Saved data entries
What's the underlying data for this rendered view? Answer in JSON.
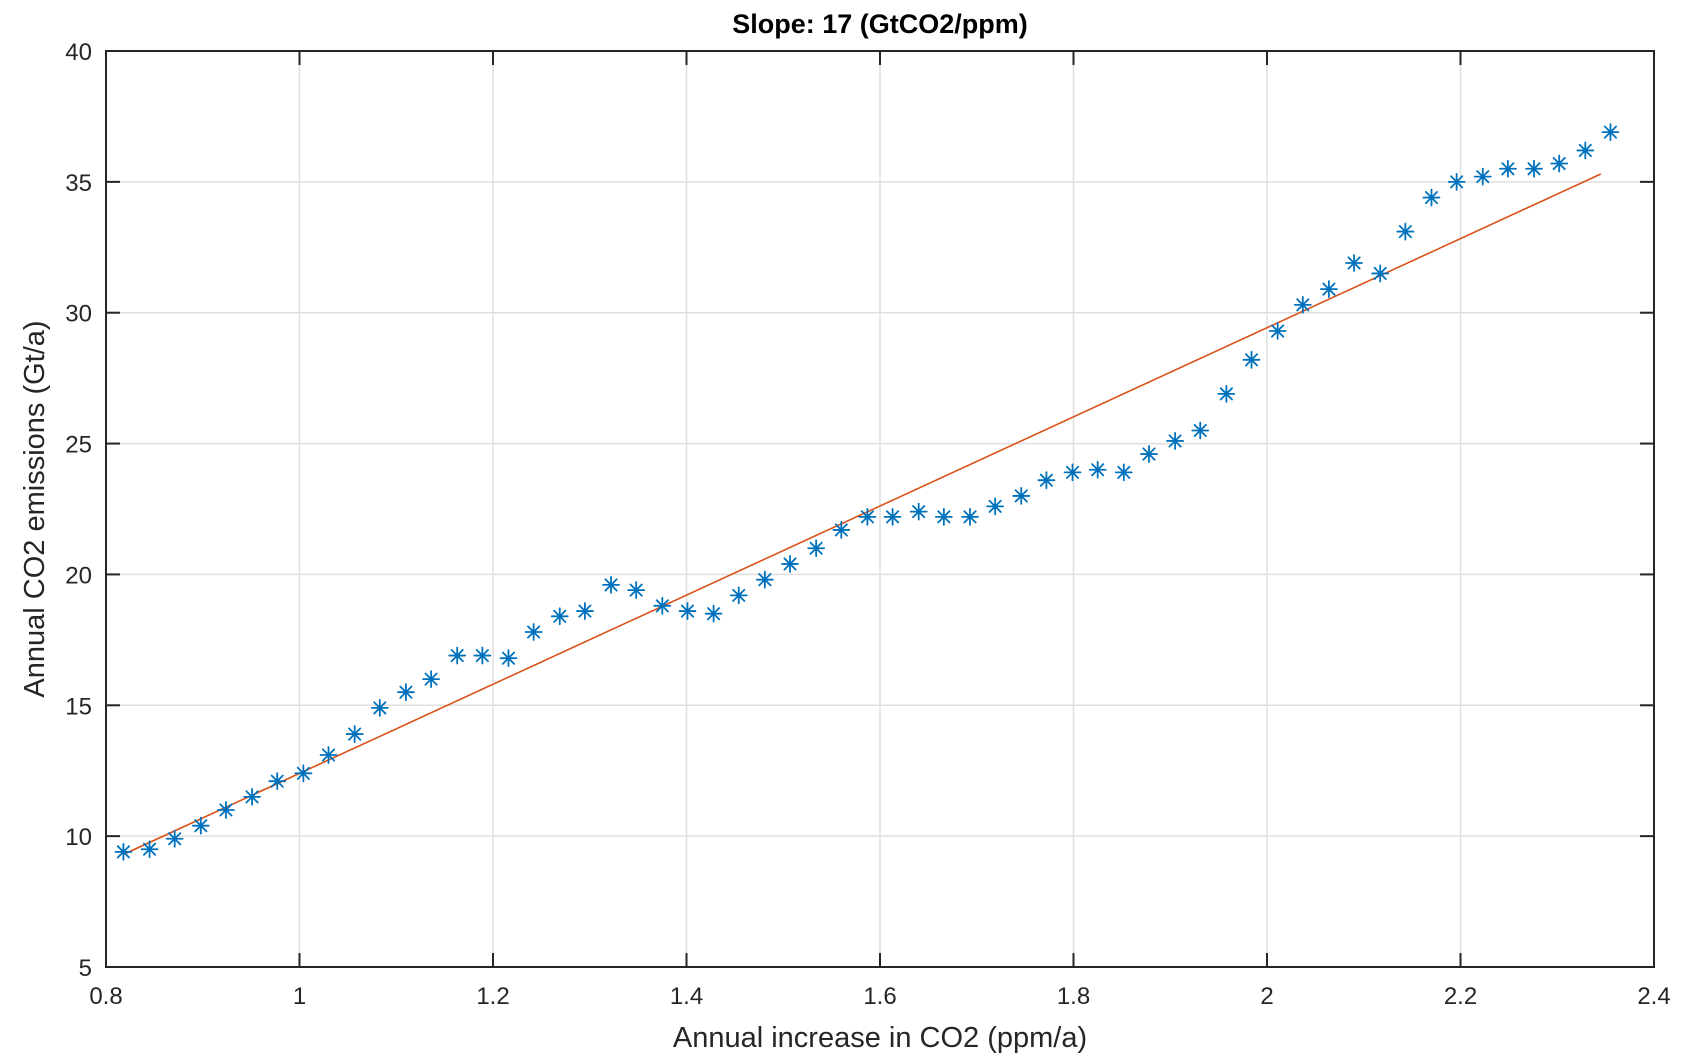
{
  "chart_data": {
    "type": "scatter",
    "title": "Slope: 17 (GtCO2/ppm)",
    "xlabel": "Annual increase in CO2 (ppm/a)",
    "ylabel": "Annual CO2 emissions (Gt/a)",
    "xlim": [
      0.8,
      2.4
    ],
    "ylim": [
      5,
      40
    ],
    "xticks": [
      0.8,
      1.0,
      1.2,
      1.4,
      1.6,
      1.8,
      2.0,
      2.2,
      2.4
    ],
    "xtick_labels": [
      "0.8",
      "1",
      "1.2",
      "1.4",
      "1.6",
      "1.8",
      "2",
      "2.2",
      "2.4"
    ],
    "yticks": [
      5,
      10,
      15,
      20,
      25,
      30,
      35,
      40
    ],
    "ytick_labels": [
      "5",
      "10",
      "15",
      "20",
      "25",
      "30",
      "35",
      "40"
    ],
    "grid": true,
    "colors": {
      "points": "#0072BD",
      "fit": "#D95319",
      "grid": "#DFDFDF",
      "axes": "#262626"
    },
    "series": [
      {
        "type": "scatter",
        "marker": "asterisk",
        "x": [
          0.818,
          0.845,
          0.871,
          0.898,
          0.924,
          0.951,
          0.977,
          1.004,
          1.03,
          1.057,
          1.083,
          1.11,
          1.136,
          1.163,
          1.189,
          1.216,
          1.242,
          1.269,
          1.295,
          1.322,
          1.348,
          1.375,
          1.401,
          1.428,
          1.454,
          1.481,
          1.507,
          1.534,
          1.56,
          1.587,
          1.613,
          1.64,
          1.666,
          1.693,
          1.719,
          1.746,
          1.772,
          1.799,
          1.825,
          1.852,
          1.878,
          1.905,
          1.931,
          1.958,
          1.984,
          2.011,
          2.037,
          2.064,
          2.09,
          2.117,
          2.143,
          2.17,
          2.196,
          2.223,
          2.249,
          2.276,
          2.302,
          2.329,
          2.355
        ],
        "y": [
          9.4,
          9.5,
          9.9,
          10.4,
          11.0,
          11.5,
          12.1,
          12.4,
          13.1,
          13.9,
          14.9,
          15.5,
          16.0,
          16.9,
          16.9,
          16.8,
          17.8,
          18.4,
          18.6,
          19.6,
          19.4,
          18.8,
          18.6,
          18.5,
          19.2,
          19.8,
          20.4,
          21.0,
          21.7,
          22.2,
          22.2,
          22.4,
          22.2,
          22.2,
          22.6,
          23.0,
          23.6,
          23.9,
          24.0,
          23.9,
          24.6,
          25.1,
          25.5,
          26.9,
          28.2,
          29.3,
          30.3,
          30.9,
          31.9,
          31.5,
          33.1,
          34.4,
          35.0,
          35.2,
          35.5,
          35.5,
          35.7,
          36.2,
          36.9
        ]
      },
      {
        "type": "line",
        "x": [
          0.818,
          2.345
        ],
        "y": [
          9.3,
          35.3
        ]
      }
    ]
  }
}
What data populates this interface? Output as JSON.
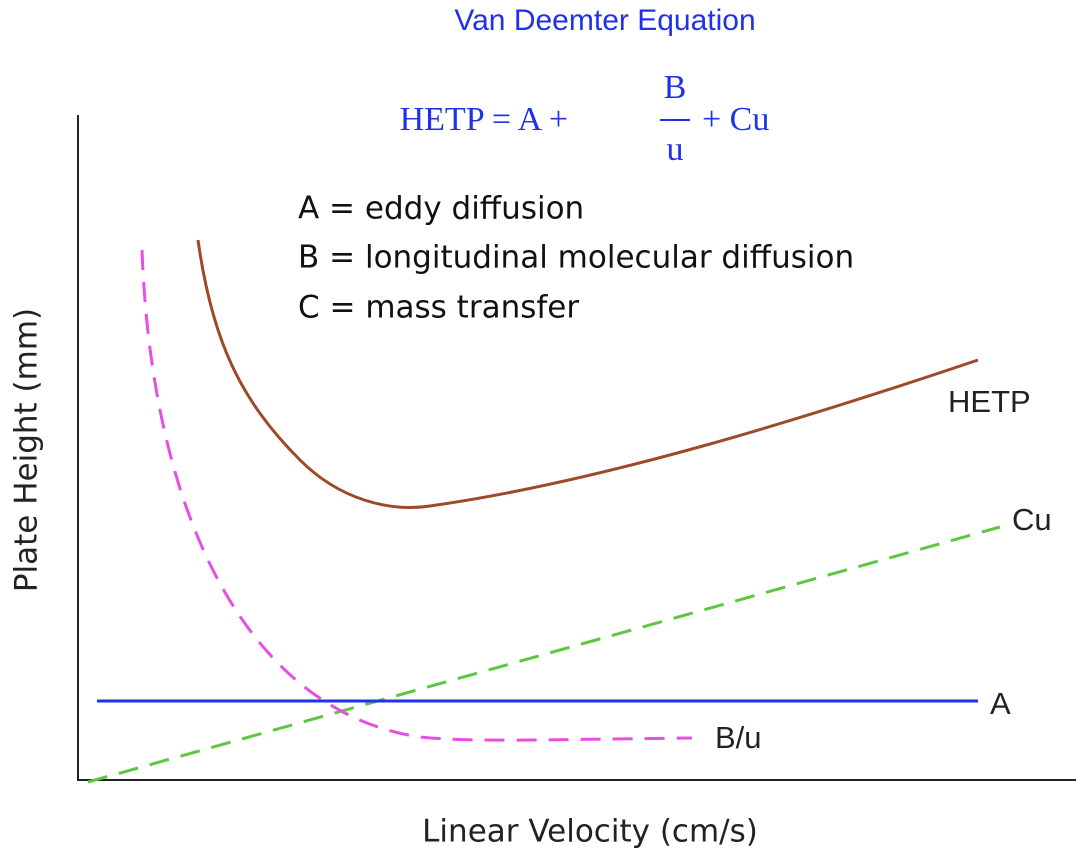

◆ **Given exercise**:
Transcribe the full listing above exactly, with the images removed.

◆ **Output of the exercise**:
What's the underlying data for this rendered view? Answer in JSON.
{
  "chart_data": {
    "type": "scatter",
    "title": "Slope: 17 (GtCO2/ppm)",
    "xlabel": "Annual increase in CO2 (ppm/a)",
    "ylabel": "Annual CO2 emissions (Gt/a)",
    "xlim": [
      0.8,
      2.4
    ],
    "ylim": [
      5,
      40
    ],
    "xticks": [
      0.8,
      1.0,
      1.2,
      1.4,
      1.6,
      1.8,
      2.0,
      2.2,
      2.4
    ],
    "xtick_labels": [
      "0.8",
      "1",
      "1.2",
      "1.4",
      "1.6",
      "1.8",
      "2",
      "2.2",
      "2.4"
    ],
    "yticks": [
      5,
      10,
      15,
      20,
      25,
      30,
      35,
      40
    ],
    "ytick_labels": [
      "5",
      "10",
      "15",
      "20",
      "25",
      "30",
      "35",
      "40"
    ],
    "grid": true,
    "colors": {
      "points": "#0072BD",
      "fit": "#D95319",
      "grid": "#DFDFDF",
      "axes": "#262626"
    },
    "series": [
      {
        "type": "scatter",
        "marker": "asterisk",
        "x": [
          0.818,
          0.845,
          0.871,
          0.898,
          0.924,
          0.951,
          0.977,
          1.004,
          1.03,
          1.057,
          1.083,
          1.11,
          1.136,
          1.163,
          1.189,
          1.216,
          1.242,
          1.269,
          1.295,
          1.322,
          1.348,
          1.375,
          1.401,
          1.428,
          1.454,
          1.481,
          1.507,
          1.534,
          1.56,
          1.587,
          1.613,
          1.64,
          1.666,
          1.693,
          1.719,
          1.746,
          1.772,
          1.799,
          1.825,
          1.852,
          1.878,
          1.905,
          1.931,
          1.958,
          1.984,
          2.011,
          2.037,
          2.064,
          2.09,
          2.117,
          2.143,
          2.17,
          2.196,
          2.223,
          2.249,
          2.276,
          2.302,
          2.329,
          2.355
        ],
        "y": [
          9.4,
          9.5,
          9.9,
          10.4,
          11.0,
          11.5,
          12.1,
          12.4,
          13.1,
          13.9,
          14.9,
          15.5,
          16.0,
          16.9,
          16.9,
          16.8,
          17.8,
          18.4,
          18.6,
          19.6,
          19.4,
          18.8,
          18.6,
          18.5,
          19.2,
          19.8,
          20.4,
          21.0,
          21.7,
          22.2,
          22.2,
          22.4,
          22.2,
          22.2,
          22.6,
          23.0,
          23.6,
          23.9,
          24.0,
          23.9,
          24.6,
          25.1,
          25.5,
          26.9,
          28.2,
          29.3,
          30.3,
          30.9,
          31.9,
          31.5,
          33.1,
          34.4,
          35.0,
          35.2,
          35.5,
          35.5,
          35.7,
          36.2,
          36.9
        ]
      },
      {
        "type": "line",
        "x": [
          0.818,
          2.345
        ],
        "y": [
          9.3,
          35.3
        ]
      }
    ]
  }
}
What data populates this interface? Output as JSON.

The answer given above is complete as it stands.